## INSTRUCTION
Reproduce the listing below word for word, with no pictures.

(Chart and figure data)
⟨

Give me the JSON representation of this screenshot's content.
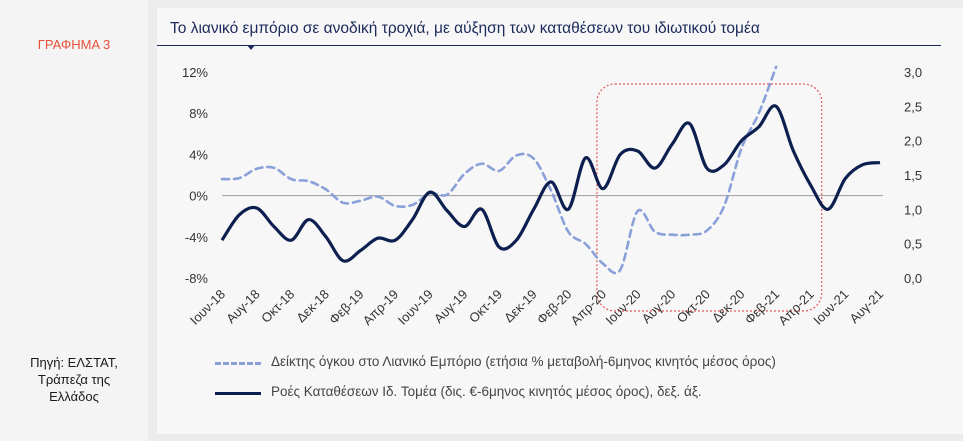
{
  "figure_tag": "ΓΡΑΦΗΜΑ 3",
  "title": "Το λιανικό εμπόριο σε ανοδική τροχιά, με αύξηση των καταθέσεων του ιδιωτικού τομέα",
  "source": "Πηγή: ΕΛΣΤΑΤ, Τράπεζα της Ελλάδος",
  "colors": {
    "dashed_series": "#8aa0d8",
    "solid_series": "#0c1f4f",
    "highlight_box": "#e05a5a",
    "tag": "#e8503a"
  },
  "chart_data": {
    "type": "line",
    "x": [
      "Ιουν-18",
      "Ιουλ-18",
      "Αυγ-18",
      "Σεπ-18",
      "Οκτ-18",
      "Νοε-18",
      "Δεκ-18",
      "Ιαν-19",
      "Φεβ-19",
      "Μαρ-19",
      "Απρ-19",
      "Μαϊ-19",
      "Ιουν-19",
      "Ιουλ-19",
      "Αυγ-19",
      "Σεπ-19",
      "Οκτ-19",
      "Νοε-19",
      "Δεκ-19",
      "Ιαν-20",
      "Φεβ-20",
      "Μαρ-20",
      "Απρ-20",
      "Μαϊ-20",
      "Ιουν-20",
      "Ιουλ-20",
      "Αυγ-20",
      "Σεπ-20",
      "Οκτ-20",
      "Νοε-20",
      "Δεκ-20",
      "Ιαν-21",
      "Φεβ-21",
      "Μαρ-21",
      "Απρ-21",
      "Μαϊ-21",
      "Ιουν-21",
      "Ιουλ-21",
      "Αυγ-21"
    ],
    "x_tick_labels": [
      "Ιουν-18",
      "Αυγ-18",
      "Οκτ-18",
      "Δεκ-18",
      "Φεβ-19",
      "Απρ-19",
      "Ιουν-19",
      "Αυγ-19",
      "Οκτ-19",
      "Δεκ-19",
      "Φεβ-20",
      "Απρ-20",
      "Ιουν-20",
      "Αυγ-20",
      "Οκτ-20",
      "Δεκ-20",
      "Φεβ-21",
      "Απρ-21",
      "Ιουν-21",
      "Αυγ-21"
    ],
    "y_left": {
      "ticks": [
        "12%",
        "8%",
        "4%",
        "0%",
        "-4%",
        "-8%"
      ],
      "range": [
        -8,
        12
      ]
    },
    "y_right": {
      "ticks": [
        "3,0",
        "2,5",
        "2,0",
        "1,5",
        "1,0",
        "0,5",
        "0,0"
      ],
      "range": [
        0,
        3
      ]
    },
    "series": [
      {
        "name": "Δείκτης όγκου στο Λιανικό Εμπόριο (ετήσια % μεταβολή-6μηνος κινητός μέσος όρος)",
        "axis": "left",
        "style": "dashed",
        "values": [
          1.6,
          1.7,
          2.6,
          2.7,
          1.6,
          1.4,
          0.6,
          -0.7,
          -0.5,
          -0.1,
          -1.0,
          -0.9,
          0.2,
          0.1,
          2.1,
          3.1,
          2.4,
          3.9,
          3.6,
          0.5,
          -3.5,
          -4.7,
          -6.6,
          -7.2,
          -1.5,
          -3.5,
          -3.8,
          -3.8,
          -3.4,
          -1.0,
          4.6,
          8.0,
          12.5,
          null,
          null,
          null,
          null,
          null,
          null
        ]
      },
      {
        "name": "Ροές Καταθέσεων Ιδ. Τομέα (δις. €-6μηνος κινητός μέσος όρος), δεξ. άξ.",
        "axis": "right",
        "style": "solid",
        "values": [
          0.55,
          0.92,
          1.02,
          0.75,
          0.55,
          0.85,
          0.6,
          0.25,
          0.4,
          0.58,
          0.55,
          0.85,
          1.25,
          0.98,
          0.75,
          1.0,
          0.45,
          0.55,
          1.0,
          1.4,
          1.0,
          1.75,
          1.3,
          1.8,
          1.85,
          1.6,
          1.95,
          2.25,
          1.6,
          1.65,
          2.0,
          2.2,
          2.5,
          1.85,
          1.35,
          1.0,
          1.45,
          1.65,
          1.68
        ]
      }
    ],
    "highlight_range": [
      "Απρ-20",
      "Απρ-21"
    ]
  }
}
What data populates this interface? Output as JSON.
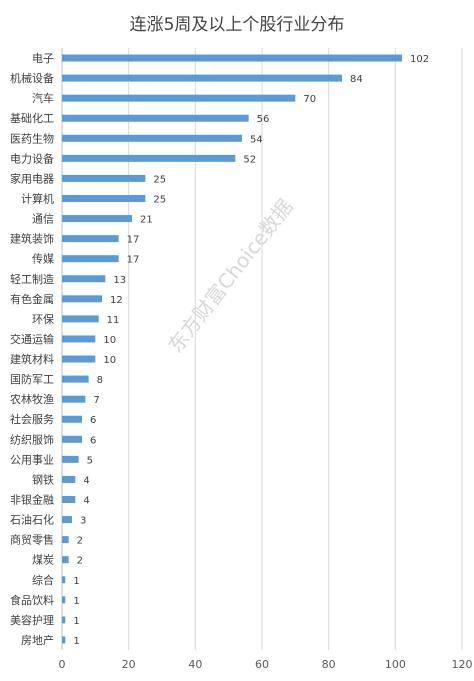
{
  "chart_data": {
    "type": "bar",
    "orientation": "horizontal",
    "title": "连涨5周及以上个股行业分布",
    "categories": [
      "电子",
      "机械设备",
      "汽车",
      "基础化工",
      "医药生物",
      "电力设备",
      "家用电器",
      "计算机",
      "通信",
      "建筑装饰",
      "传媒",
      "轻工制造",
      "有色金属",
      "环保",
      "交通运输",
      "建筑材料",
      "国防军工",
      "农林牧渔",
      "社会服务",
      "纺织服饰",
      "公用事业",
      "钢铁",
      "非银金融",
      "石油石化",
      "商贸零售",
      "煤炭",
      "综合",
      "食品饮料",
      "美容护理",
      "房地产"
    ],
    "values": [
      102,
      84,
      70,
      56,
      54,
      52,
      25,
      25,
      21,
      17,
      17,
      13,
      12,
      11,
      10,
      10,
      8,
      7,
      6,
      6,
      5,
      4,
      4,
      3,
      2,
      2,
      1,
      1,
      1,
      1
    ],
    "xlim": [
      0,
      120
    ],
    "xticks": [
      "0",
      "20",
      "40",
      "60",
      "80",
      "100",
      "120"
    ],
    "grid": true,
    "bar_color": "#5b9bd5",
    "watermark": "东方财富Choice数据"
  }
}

⟩

## EXERCISE SOLUTION
Give me the JSON representation of this screenshot's content.
{
  "figure_tag": "ΓΡΑΦΗΜΑ 3",
  "title": "Το λιανικό εμπόριο σε ανοδική τροχιά, με αύξηση των καταθέσεων του ιδιωτικού τομέα",
  "source": "Πηγή: ΕΛΣΤΑΤ, Τράπεζα της Ελλάδος",
  "colors": {
    "dashed_series": "#8aa0d8",
    "solid_series": "#0c1f4f",
    "highlight_box": "#e05a5a",
    "tag": "#e8503a"
  },
  "chart_data": {
    "type": "line",
    "x": [
      "Ιουν-18",
      "Ιουλ-18",
      "Αυγ-18",
      "Σεπ-18",
      "Οκτ-18",
      "Νοε-18",
      "Δεκ-18",
      "Ιαν-19",
      "Φεβ-19",
      "Μαρ-19",
      "Απρ-19",
      "Μαϊ-19",
      "Ιουν-19",
      "Ιουλ-19",
      "Αυγ-19",
      "Σεπ-19",
      "Οκτ-19",
      "Νοε-19",
      "Δεκ-19",
      "Ιαν-20",
      "Φεβ-20",
      "Μαρ-20",
      "Απρ-20",
      "Μαϊ-20",
      "Ιουν-20",
      "Ιουλ-20",
      "Αυγ-20",
      "Σεπ-20",
      "Οκτ-20",
      "Νοε-20",
      "Δεκ-20",
      "Ιαν-21",
      "Φεβ-21",
      "Μαρ-21",
      "Απρ-21",
      "Μαϊ-21",
      "Ιουν-21",
      "Ιουλ-21",
      "Αυγ-21"
    ],
    "x_tick_labels": [
      "Ιουν-18",
      "Αυγ-18",
      "Οκτ-18",
      "Δεκ-18",
      "Φεβ-19",
      "Απρ-19",
      "Ιουν-19",
      "Αυγ-19",
      "Οκτ-19",
      "Δεκ-19",
      "Φεβ-20",
      "Απρ-20",
      "Ιουν-20",
      "Αυγ-20",
      "Οκτ-20",
      "Δεκ-20",
      "Φεβ-21",
      "Απρ-21",
      "Ιουν-21",
      "Αυγ-21"
    ],
    "y_left": {
      "ticks": [
        "12%",
        "8%",
        "4%",
        "0%",
        "-4%",
        "-8%"
      ],
      "range": [
        -8,
        12
      ]
    },
    "y_right": {
      "ticks": [
        "3,0",
        "2,5",
        "2,0",
        "1,5",
        "1,0",
        "0,5",
        "0,0"
      ],
      "range": [
        0,
        3
      ]
    },
    "series": [
      {
        "name": "Δείκτης όγκου στο Λιανικό Εμπόριο (ετήσια % μεταβολή-6μηνος κινητός μέσος όρος)",
        "axis": "left",
        "style": "dashed",
        "values": [
          1.6,
          1.7,
          2.6,
          2.7,
          1.6,
          1.4,
          0.6,
          -0.7,
          -0.5,
          -0.1,
          -1.0,
          -0.9,
          0.2,
          0.1,
          2.1,
          3.1,
          2.4,
          3.9,
          3.6,
          0.5,
          -3.5,
          -4.7,
          -6.6,
          -7.2,
          -1.5,
          -3.5,
          -3.8,
          -3.8,
          -3.4,
          -1.0,
          4.6,
          8.0,
          12.5,
          null,
          null,
          null,
          null,
          null,
          null
        ]
      },
      {
        "name": "Ροές Καταθέσεων Ιδ. Τομέα (δις. €-6μηνος κινητός μέσος όρος), δεξ. άξ.",
        "axis": "right",
        "style": "solid",
        "values": [
          0.55,
          0.92,
          1.02,
          0.75,
          0.55,
          0.85,
          0.6,
          0.25,
          0.4,
          0.58,
          0.55,
          0.85,
          1.25,
          0.98,
          0.75,
          1.0,
          0.45,
          0.55,
          1.0,
          1.4,
          1.0,
          1.75,
          1.3,
          1.8,
          1.85,
          1.6,
          1.95,
          2.25,
          1.6,
          1.65,
          2.0,
          2.2,
          2.5,
          1.85,
          1.35,
          1.0,
          1.45,
          1.65,
          1.68
        ]
      }
    ],
    "highlight_range": [
      "Απρ-20",
      "Απρ-21"
    ]
  }
}
What data populates this interface? Output as JSON.
{
  "chart_data": {
    "type": "bar",
    "orientation": "horizontal",
    "title": "连涨5周及以上个股行业分布",
    "categories": [
      "电子",
      "机械设备",
      "汽车",
      "基础化工",
      "医药生物",
      "电力设备",
      "家用电器",
      "计算机",
      "通信",
      "建筑装饰",
      "传媒",
      "轻工制造",
      "有色金属",
      "环保",
      "交通运输",
      "建筑材料",
      "国防军工",
      "农林牧渔",
      "社会服务",
      "纺织服饰",
      "公用事业",
      "钢铁",
      "非银金融",
      "石油石化",
      "商贸零售",
      "煤炭",
      "综合",
      "食品饮料",
      "美容护理",
      "房地产"
    ],
    "values": [
      102,
      84,
      70,
      56,
      54,
      52,
      25,
      25,
      21,
      17,
      17,
      13,
      12,
      11,
      10,
      10,
      8,
      7,
      6,
      6,
      5,
      4,
      4,
      3,
      2,
      2,
      1,
      1,
      1,
      1
    ],
    "xlim": [
      0,
      120
    ],
    "xticks": [
      "0",
      "20",
      "40",
      "60",
      "80",
      "100",
      "120"
    ],
    "grid": true,
    "bar_color": "#5b9bd5",
    "watermark": "东方财富Choice数据"
  }
}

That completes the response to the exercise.